___ Listing ___

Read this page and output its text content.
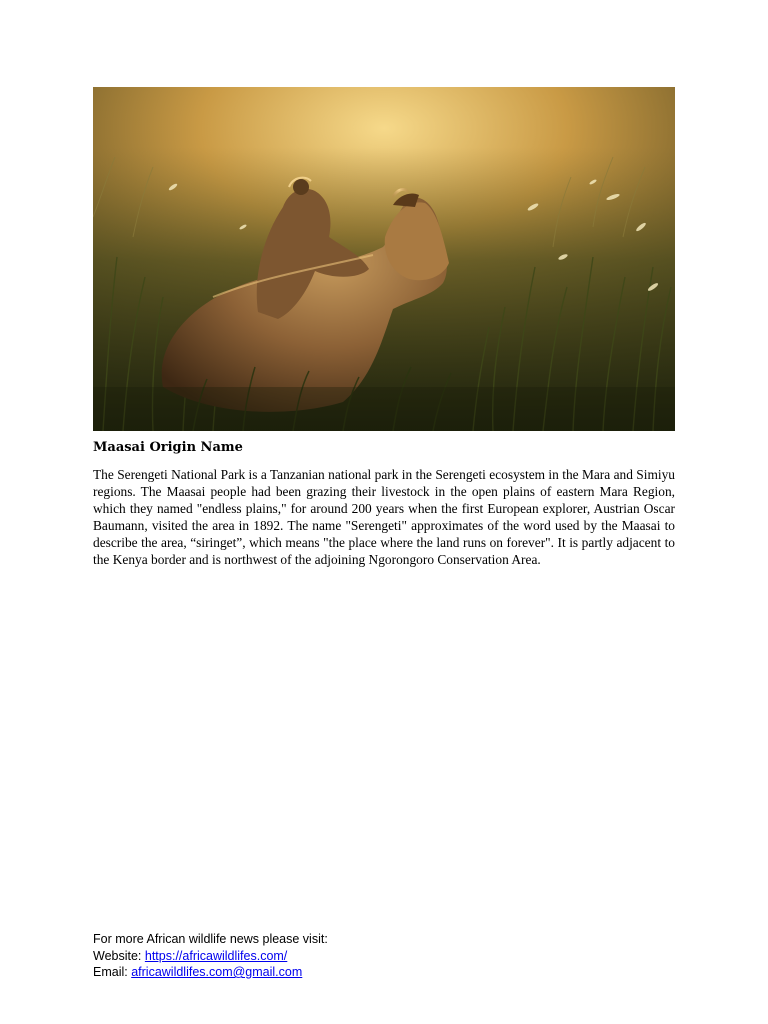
Maasai Origin Name
The Serengeti National Park is a Tanzanian national park in the Serengeti ecosystem in the Mara and Simiyu regions. The Maasai people had been grazing their livestock in the open plains of eastern Mara Region, which they named "endless plains," for around 200 years when the first European explorer, Austrian Oscar Baumann, visited the area in 1892. The name "Serengeti" approximates of the word used by the Maasai to describe the area, “siringet”, which means "the place where the land runs on forever". It is partly adjacent to the Kenya border and is northwest of the adjoining Ngorongoro Conservation Area.
For more African wildlife news please visit:
Website: https://africawildlifes.com/
Email: africawildlifes.com@gmail.com
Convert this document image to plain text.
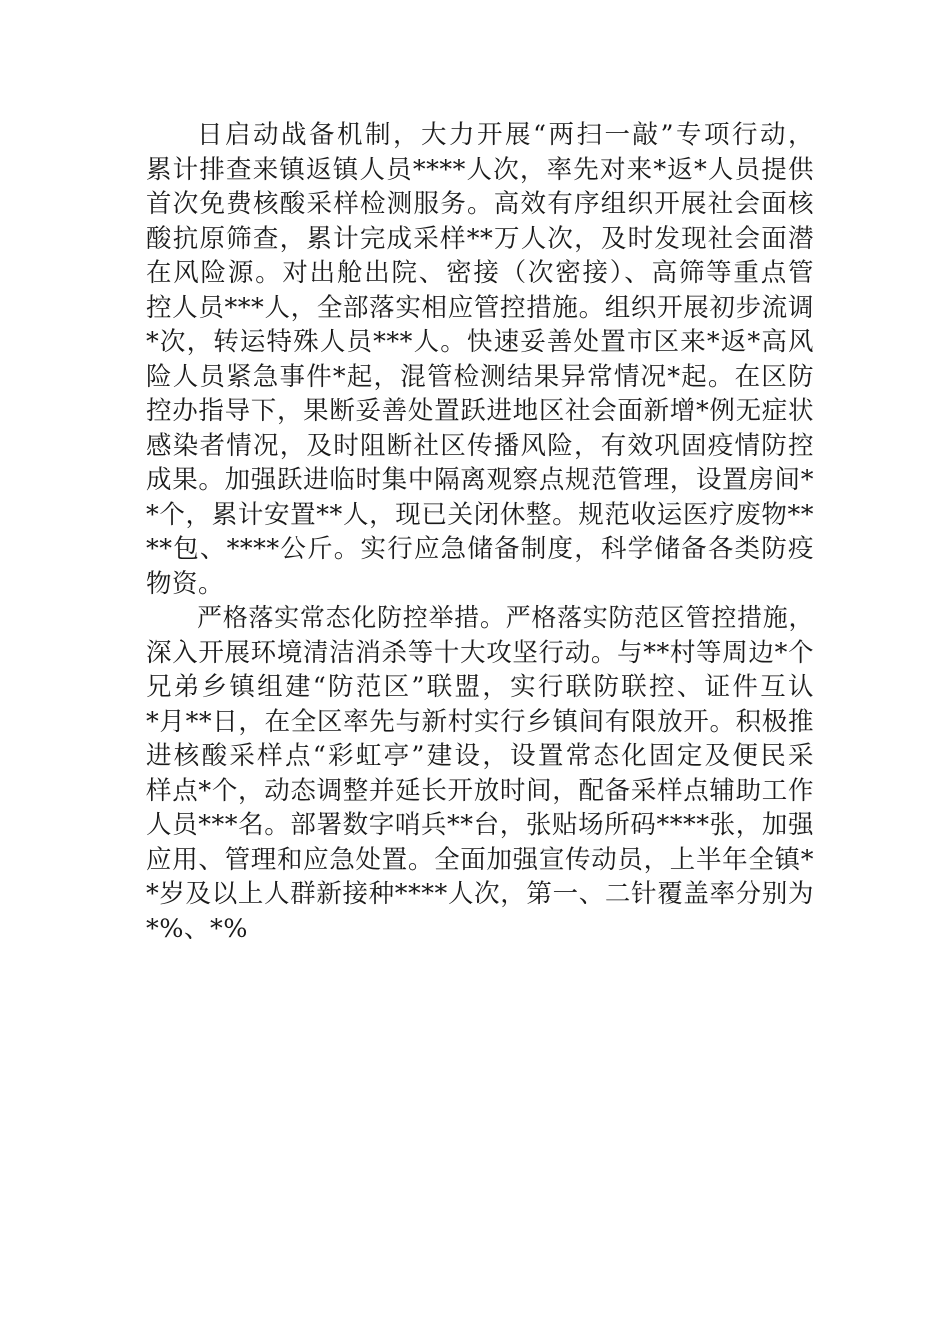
日启动战备机制，大力开展“两扫一敲”专项行动，
累计排查来镇返镇人员****人次，率先对来*返*人员提供
首次免费核酸采样检测服务。高效有序组织开展社会面核
酸抗原筛查，累计完成采样**万人次，及时发现社会面潜
在风险源。对出舱出院、密接（次密接）、高筛等重点管
控人员***人，全部落实相应管控措施。组织开展初步流调
*次，转运特殊人员***人。快速妥善处置市区来*返*高风
险人员紧急事件*起，混管检测结果异常情况*起。在区防
控办指导下，果断妥善处置跃进地区社会面新增*例无症状
感染者情况，及时阻断社区传播风险，有效巩固疫情防控
成果。加强跃进临时集中隔离观察点规范管理，设置房间*
*个，累计安置**人，现已关闭休整。规范收运医疗废物**
**包、****公斤。实行应急储备制度，科学储备各类防疫
物资。
严格落实常态化防控举措。严格落实防范区管控措施，
深入开展环境清洁消杀等十大攻坚行动。与**村等周边*个
兄弟乡镇组建“防范区”联盟，实行联防联控、证件互认
*月**日，在全区率先与新村实行乡镇间有限放开。积极推
进核酸采样点“彩虹亭”建设，设置常态化固定及便民采
样点*个，动态调整并延长开放时间，配备采样点辅助工作
人员***名。部署数字哨兵**台，张贴场所码****张，加强
应用、管理和应急处置。全面加强宣传动员，上半年全镇*
*岁及以上人群新接种****人次，第一、二针覆盖率分别为
*%、*%
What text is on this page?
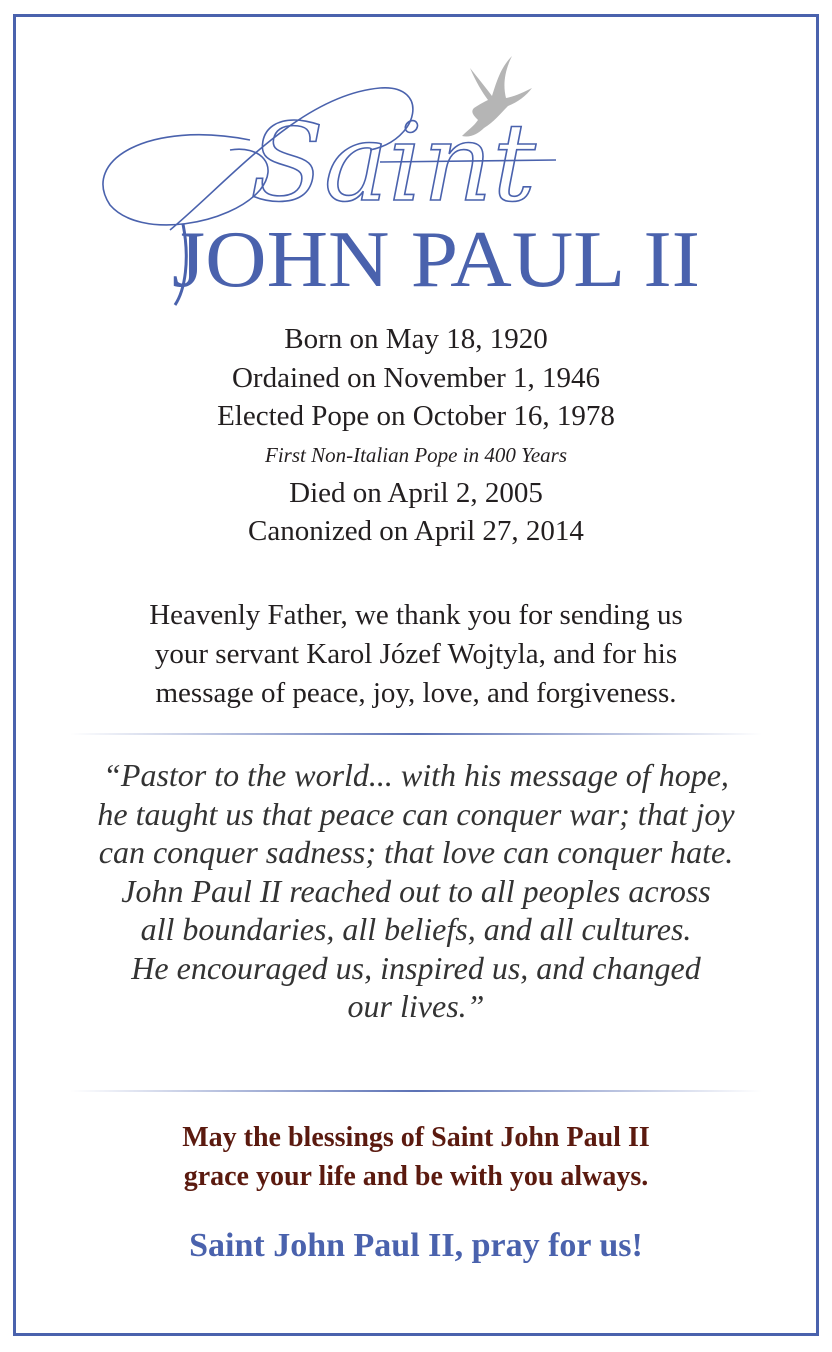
Saint
JOHN PAUL II
Born on May 18, 1920
Ordained on November 1, 1946
Elected Pope on October 16, 1978
First Non-Italian Pope in 400 Years
Died on April 2, 2005
Canonized on April 27, 2014
Heavenly Father, we thank you for sending us
your servant Karol Józef Wojtyla, and for his
message of peace, joy, love, and forgiveness.
“Pastor to the world... with his message of hope,
he taught us that peace can conquer war; that joy
can conquer sadness; that love can conquer hate.
John Paul II reached out to all peoples across
all boundaries, all beliefs, and all cultures.
He encouraged us, inspired us, and changed
our lives.”
May the blessings of Saint John Paul II
grace your life and be with you always.
Saint John Paul II, pray for us!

___

Collect each line of the entries that has the word "Saint", copying it in full.

Saint
May the blessings of Saint John Paul II
Saint John Paul II, pray for us!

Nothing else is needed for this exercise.